Exercise details:
Compute how many lines in the data below contain "seluruh"; answer only with that number.

Material provided:
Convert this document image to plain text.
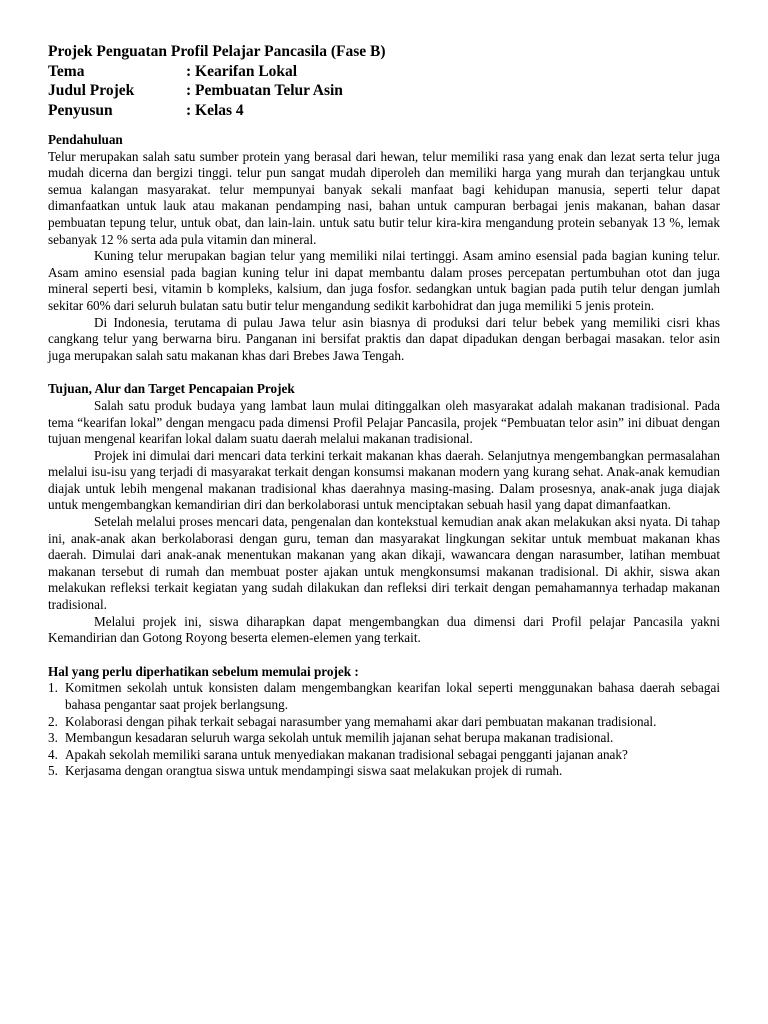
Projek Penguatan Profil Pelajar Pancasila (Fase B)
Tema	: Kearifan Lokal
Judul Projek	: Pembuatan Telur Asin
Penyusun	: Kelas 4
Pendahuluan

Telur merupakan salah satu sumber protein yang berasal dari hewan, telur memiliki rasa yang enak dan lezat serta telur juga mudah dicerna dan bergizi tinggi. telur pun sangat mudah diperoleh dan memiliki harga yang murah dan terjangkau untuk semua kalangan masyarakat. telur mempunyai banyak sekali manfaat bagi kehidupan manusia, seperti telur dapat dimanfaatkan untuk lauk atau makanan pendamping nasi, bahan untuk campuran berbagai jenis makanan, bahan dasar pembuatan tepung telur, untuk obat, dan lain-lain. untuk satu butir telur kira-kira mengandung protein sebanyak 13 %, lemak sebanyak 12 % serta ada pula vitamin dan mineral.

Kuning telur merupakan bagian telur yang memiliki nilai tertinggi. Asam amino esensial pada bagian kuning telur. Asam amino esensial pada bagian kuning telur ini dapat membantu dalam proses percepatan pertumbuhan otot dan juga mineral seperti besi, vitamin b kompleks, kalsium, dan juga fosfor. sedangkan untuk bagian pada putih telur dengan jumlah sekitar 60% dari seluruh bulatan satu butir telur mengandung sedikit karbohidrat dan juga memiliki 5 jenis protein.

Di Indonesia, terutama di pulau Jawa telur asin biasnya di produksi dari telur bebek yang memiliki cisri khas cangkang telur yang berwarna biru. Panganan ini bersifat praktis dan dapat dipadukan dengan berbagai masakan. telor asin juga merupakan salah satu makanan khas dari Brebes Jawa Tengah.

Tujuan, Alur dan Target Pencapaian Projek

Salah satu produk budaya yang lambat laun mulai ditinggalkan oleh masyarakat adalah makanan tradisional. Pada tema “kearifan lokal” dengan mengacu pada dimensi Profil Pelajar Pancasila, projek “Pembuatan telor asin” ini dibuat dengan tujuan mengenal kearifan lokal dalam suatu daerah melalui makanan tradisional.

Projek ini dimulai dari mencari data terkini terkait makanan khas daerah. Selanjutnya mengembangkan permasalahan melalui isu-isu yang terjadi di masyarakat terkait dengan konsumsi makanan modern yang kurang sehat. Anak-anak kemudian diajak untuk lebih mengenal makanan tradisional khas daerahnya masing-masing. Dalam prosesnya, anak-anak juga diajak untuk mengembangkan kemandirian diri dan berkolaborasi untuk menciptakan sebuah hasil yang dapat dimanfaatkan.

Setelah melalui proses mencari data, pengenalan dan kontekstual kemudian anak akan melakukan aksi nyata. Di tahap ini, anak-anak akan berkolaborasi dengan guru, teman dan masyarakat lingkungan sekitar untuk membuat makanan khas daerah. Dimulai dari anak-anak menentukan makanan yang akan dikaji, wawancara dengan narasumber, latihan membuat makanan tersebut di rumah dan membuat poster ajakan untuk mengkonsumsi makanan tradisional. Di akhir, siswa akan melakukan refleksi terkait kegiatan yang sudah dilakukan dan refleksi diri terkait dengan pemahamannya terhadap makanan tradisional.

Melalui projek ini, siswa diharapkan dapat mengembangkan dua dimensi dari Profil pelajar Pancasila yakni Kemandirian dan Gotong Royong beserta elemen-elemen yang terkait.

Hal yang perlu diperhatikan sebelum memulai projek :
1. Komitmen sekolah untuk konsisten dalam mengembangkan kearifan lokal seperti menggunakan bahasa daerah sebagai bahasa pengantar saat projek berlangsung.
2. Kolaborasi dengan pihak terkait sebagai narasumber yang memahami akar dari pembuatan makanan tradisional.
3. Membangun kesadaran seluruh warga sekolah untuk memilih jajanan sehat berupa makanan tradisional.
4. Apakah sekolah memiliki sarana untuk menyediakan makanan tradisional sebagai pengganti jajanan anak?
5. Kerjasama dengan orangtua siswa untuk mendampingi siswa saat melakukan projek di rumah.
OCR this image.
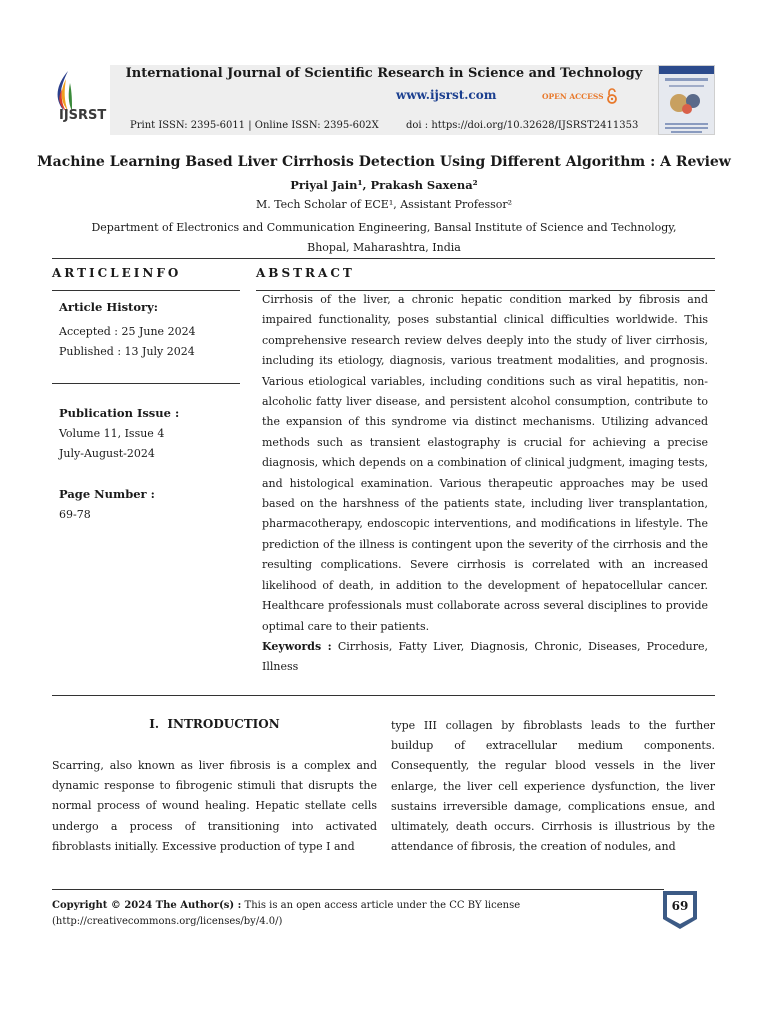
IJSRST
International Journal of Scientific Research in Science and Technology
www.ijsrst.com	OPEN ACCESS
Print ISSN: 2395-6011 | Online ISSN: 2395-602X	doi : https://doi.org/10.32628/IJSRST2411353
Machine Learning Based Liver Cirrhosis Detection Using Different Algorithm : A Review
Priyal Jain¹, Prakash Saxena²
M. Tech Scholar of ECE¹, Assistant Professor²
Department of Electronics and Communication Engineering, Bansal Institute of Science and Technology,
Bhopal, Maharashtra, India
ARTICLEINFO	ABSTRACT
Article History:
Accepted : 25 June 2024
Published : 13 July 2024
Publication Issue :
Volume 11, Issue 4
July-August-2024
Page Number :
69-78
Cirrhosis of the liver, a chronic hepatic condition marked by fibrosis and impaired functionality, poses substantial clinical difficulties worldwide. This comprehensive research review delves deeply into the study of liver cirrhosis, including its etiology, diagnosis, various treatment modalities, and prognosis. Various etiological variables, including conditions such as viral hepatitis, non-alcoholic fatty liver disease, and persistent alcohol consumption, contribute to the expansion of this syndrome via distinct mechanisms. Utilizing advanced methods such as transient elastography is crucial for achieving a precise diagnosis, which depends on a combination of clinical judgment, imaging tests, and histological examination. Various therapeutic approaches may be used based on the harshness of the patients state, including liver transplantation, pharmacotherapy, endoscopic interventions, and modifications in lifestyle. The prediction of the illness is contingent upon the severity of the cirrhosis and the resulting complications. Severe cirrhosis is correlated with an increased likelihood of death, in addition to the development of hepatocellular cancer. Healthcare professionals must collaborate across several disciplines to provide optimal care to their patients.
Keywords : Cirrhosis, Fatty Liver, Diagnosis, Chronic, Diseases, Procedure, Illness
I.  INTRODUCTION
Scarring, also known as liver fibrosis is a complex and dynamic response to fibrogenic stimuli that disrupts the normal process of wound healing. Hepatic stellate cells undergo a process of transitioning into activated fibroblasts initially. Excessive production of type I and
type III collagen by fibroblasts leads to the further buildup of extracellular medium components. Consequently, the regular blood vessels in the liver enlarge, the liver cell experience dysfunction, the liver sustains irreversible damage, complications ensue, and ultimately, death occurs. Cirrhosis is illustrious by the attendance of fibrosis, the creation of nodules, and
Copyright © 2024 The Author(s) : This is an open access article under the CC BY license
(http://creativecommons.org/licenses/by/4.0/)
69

Result of the task:
2